● AIM OF THE EXERCISE: Return the listing below exactly, with the pictures dropped.

● THE DATA:
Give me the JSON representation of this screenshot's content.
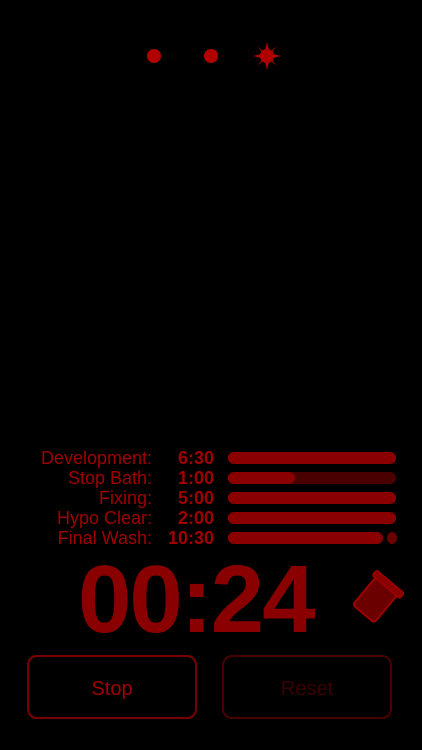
{
  "header": {
    "pages": [
      "page-1",
      "page-2",
      "page-3"
    ],
    "active_page_icon": "sun-icon"
  },
  "steps": [
    {
      "label": "Development:",
      "time": "6:30",
      "progress": 1.0
    },
    {
      "label": "Stop Bath:",
      "time": "1:00",
      "progress": 0.4
    },
    {
      "label": "Fixing:",
      "time": "5:00",
      "progress": 1.0
    },
    {
      "label": "Hypo Clear:",
      "time": "2:00",
      "progress": 1.0
    },
    {
      "label": "Final Wash:",
      "time": "10:30",
      "progress": 1.0
    }
  ],
  "timer": {
    "value": "00:24"
  },
  "buttons": {
    "stop_label": "Stop",
    "reset_label": "Reset"
  },
  "colors": {
    "accent": "#a00000",
    "bar_bg": "#4a0000",
    "bar_fill": "#8a0000"
  }
}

● TASK RESULT:
Give me the JSON representation of this screenshot's content.
{
  "header": {
    "pages": [
      "page-1",
      "page-2",
      "page-3"
    ],
    "active_page_icon": "sun-icon"
  },
  "steps": [
    {
      "label": "Development:",
      "time": "6:30",
      "progress": 1.0
    },
    {
      "label": "Stop Bath:",
      "time": "1:00",
      "progress": 0.4
    },
    {
      "label": "Fixing:",
      "time": "5:00",
      "progress": 1.0
    },
    {
      "label": "Hypo Clear:",
      "time": "2:00",
      "progress": 1.0
    },
    {
      "label": "Final Wash:",
      "time": "10:30",
      "progress": 1.0
    }
  ],
  "timer": {
    "value": "00:24"
  },
  "buttons": {
    "stop_label": "Stop",
    "reset_label": "Reset"
  },
  "colors": {
    "accent": "#a00000",
    "bar_bg": "#4a0000",
    "bar_fill": "#8a0000"
  }
}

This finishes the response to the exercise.